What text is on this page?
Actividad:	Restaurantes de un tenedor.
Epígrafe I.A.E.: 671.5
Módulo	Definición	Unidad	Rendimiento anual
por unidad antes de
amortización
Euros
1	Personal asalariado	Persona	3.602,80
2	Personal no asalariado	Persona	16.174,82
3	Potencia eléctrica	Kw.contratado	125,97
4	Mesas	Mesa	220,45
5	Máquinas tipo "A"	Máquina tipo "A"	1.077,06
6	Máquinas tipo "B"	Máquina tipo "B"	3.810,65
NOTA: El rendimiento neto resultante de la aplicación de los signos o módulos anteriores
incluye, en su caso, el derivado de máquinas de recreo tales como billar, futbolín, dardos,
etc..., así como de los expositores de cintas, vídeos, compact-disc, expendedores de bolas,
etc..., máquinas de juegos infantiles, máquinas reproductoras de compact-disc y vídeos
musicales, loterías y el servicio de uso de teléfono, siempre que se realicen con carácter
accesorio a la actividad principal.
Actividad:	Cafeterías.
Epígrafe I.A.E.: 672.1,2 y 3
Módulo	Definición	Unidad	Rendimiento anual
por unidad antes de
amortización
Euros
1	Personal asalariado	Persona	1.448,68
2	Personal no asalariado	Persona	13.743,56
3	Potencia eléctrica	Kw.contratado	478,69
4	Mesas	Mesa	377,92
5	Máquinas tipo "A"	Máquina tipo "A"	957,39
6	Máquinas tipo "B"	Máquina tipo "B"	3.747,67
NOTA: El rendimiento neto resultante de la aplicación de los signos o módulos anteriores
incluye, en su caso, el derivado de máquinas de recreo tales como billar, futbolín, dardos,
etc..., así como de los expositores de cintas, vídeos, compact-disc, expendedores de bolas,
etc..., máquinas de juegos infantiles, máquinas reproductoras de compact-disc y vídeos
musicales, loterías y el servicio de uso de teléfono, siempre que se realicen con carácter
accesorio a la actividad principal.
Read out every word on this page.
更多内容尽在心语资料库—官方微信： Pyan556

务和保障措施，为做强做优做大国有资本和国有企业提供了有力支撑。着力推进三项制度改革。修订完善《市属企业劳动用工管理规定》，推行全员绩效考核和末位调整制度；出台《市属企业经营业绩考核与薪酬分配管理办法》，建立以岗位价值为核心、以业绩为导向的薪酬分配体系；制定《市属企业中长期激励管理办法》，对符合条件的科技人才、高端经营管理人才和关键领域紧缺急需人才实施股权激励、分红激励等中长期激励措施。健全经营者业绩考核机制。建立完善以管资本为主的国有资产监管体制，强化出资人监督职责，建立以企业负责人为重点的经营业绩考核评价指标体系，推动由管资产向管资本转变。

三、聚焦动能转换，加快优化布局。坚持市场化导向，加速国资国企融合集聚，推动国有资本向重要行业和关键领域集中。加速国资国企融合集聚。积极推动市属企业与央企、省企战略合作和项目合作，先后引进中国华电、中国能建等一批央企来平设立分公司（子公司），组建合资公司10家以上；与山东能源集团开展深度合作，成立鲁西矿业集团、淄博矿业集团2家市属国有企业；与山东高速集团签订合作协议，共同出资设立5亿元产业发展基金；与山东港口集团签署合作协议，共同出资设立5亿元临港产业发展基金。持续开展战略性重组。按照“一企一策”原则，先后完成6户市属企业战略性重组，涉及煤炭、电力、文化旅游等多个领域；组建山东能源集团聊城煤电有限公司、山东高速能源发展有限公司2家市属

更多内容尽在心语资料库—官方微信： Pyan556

☆ ☆ ☆ ☆ ☆

PROBLEM – Locate all lines in the listing above with the word "Mesas" and copy them.

RESULT OF THE EXERCISE –
4	Mesas	Mesa	220,45
4	Mesas	Mesa	377,92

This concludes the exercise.